- _Record excerpts_:
==========

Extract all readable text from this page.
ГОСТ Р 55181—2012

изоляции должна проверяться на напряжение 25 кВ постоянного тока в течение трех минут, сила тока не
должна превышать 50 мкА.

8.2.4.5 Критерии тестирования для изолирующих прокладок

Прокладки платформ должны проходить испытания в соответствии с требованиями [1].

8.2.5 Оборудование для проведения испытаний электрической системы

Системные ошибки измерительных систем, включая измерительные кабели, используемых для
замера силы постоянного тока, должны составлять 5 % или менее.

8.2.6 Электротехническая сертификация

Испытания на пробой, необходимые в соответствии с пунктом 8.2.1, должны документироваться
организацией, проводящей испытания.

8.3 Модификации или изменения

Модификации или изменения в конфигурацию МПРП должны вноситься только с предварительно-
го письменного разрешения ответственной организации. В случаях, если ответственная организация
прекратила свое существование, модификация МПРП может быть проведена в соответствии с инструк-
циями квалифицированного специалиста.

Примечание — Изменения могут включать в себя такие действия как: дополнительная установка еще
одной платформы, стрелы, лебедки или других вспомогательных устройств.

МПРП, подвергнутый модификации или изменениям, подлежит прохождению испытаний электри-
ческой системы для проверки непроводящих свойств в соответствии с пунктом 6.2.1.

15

==========

- _Problem to work on_: Count the lines of the listing above that include the word "пунктом" and state the total with nothing else.

- _Result of this task_: 2